<<<<
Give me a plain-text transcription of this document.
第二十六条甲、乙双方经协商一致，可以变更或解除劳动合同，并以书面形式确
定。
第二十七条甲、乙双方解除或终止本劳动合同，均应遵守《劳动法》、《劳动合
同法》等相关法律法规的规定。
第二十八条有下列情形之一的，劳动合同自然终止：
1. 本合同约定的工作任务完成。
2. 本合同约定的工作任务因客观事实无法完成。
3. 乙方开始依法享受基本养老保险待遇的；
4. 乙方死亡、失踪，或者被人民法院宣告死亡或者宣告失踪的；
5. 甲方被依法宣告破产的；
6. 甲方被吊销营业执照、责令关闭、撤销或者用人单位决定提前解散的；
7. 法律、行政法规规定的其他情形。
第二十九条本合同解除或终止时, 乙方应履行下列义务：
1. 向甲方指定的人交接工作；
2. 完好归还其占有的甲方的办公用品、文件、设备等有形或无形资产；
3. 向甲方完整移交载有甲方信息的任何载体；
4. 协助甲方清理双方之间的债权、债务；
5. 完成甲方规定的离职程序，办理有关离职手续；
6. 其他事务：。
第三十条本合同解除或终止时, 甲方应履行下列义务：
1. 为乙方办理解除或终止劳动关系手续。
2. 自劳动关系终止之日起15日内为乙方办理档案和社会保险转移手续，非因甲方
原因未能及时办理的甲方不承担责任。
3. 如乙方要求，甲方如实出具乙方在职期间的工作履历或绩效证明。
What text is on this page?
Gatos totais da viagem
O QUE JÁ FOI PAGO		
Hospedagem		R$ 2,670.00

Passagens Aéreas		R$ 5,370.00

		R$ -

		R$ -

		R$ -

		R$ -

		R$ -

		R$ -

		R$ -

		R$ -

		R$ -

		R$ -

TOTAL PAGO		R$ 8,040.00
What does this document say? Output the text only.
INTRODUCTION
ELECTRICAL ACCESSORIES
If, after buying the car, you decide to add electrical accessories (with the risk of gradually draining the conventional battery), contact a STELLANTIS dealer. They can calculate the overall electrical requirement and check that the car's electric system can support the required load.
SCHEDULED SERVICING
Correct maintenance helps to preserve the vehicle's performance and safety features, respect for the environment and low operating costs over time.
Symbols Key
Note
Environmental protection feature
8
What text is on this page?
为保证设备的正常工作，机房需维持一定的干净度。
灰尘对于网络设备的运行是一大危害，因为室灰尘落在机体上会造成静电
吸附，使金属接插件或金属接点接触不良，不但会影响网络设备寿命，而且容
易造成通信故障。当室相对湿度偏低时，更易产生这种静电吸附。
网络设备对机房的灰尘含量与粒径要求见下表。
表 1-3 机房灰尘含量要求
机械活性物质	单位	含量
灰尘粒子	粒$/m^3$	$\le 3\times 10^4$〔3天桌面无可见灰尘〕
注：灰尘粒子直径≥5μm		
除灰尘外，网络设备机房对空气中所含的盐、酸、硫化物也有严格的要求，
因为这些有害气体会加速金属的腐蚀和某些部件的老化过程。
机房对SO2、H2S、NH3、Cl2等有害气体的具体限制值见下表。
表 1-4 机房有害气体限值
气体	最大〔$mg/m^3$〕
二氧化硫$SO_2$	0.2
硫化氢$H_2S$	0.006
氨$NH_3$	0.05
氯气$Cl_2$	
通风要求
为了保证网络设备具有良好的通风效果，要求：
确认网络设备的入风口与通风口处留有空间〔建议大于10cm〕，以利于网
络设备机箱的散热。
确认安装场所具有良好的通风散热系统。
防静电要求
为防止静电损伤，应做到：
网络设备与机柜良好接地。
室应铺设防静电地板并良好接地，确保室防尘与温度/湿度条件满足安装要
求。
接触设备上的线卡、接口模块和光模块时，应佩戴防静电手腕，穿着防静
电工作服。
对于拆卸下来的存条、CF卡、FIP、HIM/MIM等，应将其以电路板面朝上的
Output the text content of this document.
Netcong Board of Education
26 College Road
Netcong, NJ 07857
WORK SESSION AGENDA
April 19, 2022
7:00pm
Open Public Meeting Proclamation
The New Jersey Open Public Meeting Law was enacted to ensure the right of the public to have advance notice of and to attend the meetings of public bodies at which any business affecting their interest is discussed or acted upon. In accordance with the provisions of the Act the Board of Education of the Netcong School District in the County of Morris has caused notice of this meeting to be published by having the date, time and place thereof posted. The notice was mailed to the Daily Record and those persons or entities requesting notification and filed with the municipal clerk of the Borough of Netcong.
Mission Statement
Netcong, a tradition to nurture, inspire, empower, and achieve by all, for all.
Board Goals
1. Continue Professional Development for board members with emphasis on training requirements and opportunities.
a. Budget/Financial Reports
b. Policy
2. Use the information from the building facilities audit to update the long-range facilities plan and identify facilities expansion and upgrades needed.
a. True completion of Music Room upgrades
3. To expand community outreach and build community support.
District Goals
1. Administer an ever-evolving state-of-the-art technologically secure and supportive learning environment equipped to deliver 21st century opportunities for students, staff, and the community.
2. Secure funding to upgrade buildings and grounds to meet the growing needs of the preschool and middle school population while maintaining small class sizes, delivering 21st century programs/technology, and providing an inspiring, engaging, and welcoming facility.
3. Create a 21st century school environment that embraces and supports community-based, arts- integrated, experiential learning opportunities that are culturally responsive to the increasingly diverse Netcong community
>>>>
_Aim of the exercise:_
Each line of the material above must be retyped precisely.

_Written response:_
Give me a plain-text transcription of this document.
第二十六条甲、乙双方经协商一致，可以变更或解除劳动合同，并以书面形式确
定。
第二十七条甲、乙双方解除或终止本劳动合同，均应遵守《劳动法》、《劳动合
同法》等相关法律法规的规定。
第二十八条有下列情形之一的，劳动合同自然终止：
1. 本合同约定的工作任务完成。
2. 本合同约定的工作任务因客观事实无法完成。
3. 乙方开始依法享受基本养老保险待遇的；
4. 乙方死亡、失踪，或者被人民法院宣告死亡或者宣告失踪的；
5. 甲方被依法宣告破产的；
6. 甲方被吊销营业执照、责令关闭、撤销或者用人单位决定提前解散的；
7. 法律、行政法规规定的其他情形。
第二十九条本合同解除或终止时, 乙方应履行下列义务：
1. 向甲方指定的人交接工作；
2. 完好归还其占有的甲方的办公用品、文件、设备等有形或无形资产；
3. 向甲方完整移交载有甲方信息的任何载体；
4. 协助甲方清理双方之间的债权、债务；
5. 完成甲方规定的离职程序，办理有关离职手续；
6. 其他事务：。
第三十条本合同解除或终止时, 甲方应履行下列义务：
1. 为乙方办理解除或终止劳动关系手续。
2. 自劳动关系终止之日起15日内为乙方办理档案和社会保险转移手续，非因甲方
原因未能及时办理的甲方不承担责任。
3. 如乙方要求，甲方如实出具乙方在职期间的工作履历或绩效证明。
What text is on this page?
Gatos totais da viagem
O QUE JÁ FOI PAGO		
Hospedagem		R$ 2,670.00

Passagens Aéreas		R$ 5,370.00

		R$ -

		R$ -

		R$ -

		R$ -

		R$ -

		R$ -

		R$ -

		R$ -

		R$ -

		R$ -

TOTAL PAGO		R$ 8,040.00
What does this document say? Output the text only.
INTRODUCTION
ELECTRICAL ACCESSORIES
If, after buying the car, you decide to add electrical accessories (with the risk of gradually draining the conventional battery), contact a STELLANTIS dealer. They can calculate the overall electrical requirement and check that the car's electric system can support the required load.
SCHEDULED SERVICING
Correct maintenance helps to preserve the vehicle's performance and safety features, respect for the environment and low operating costs over time.
Symbols Key
Note
Environmental protection feature
8
What text is on this page?
为保证设备的正常工作，机房需维持一定的干净度。
灰尘对于网络设备的运行是一大危害，因为室灰尘落在机体上会造成静电
吸附，使金属接插件或金属接点接触不良，不但会影响网络设备寿命，而且容
易造成通信故障。当室相对湿度偏低时，更易产生这种静电吸附。
网络设备对机房的灰尘含量与粒径要求见下表。
表 1-3 机房灰尘含量要求
机械活性物质	单位	含量
灰尘粒子	粒$/m^3$	$\le 3\times 10^4$〔3天桌面无可见灰尘〕
注：灰尘粒子直径≥5μm		
除灰尘外，网络设备机房对空气中所含的盐、酸、硫化物也有严格的要求，
因为这些有害气体会加速金属的腐蚀和某些部件的老化过程。
机房对SO2、H2S、NH3、Cl2等有害气体的具体限制值见下表。
表 1-4 机房有害气体限值
气体	最大〔$mg/m^3$〕
二氧化硫$SO_2$	0.2
硫化氢$H_2S$	0.006
氨$NH_3$	0.05
氯气$Cl_2$	
通风要求
为了保证网络设备具有良好的通风效果，要求：
确认网络设备的入风口与通风口处留有空间〔建议大于10cm〕，以利于网
络设备机箱的散热。
确认安装场所具有良好的通风散热系统。
防静电要求
为防止静电损伤，应做到：
网络设备与机柜良好接地。
室应铺设防静电地板并良好接地，确保室防尘与温度/湿度条件满足安装要
求。
接触设备上的线卡、接口模块和光模块时，应佩戴防静电手腕，穿着防静
电工作服。
对于拆卸下来的存条、CF卡、FIP、HIM/MIM等，应将其以电路板面朝上的
Output the text content of this document.
Netcong Board of Education
26 College Road
Netcong, NJ 07857
WORK SESSION AGENDA
April 19, 2022
7:00pm
Open Public Meeting Proclamation
The New Jersey Open Public Meeting Law was enacted to ensure the right of the public to have advance notice of and to attend the meetings of public bodies at which any business affecting their interest is discussed or acted upon. In accordance with the provisions of the Act the Board of Education of the Netcong School District in the County of Morris has caused notice of this meeting to be published by having the date, time and place thereof posted. The notice was mailed to the Daily Record and those persons or entities requesting notification and filed with the municipal clerk of the Borough of Netcong.
Mission Statement
Netcong, a tradition to nurture, inspire, empower, and achieve by all, for all.
Board Goals
1. Continue Professional Development for board members with emphasis on training requirements and opportunities.
a. Budget/Financial Reports
b. Policy
2. Use the information from the building facilities audit to update the long-range facilities plan and identify facilities expansion and upgrades needed.
a. True completion of Music Room upgrades
3. To expand community outreach and build community support.
District Goals
1. Administer an ever-evolving state-of-the-art technologically secure and supportive learning environment equipped to deliver 21st century opportunities for students, staff, and the community.
2. Secure funding to upgrade buildings and grounds to meet the growing needs of the preschool and middle school population while maintaining small class sizes, delivering 21st century programs/technology, and providing an inspiring, engaging, and welcoming facility.
3. Create a 21st century school environment that embraces and supports community-based, arts- integrated, experiential learning opportunities that are culturally responsive to the increasingly diverse Netcong community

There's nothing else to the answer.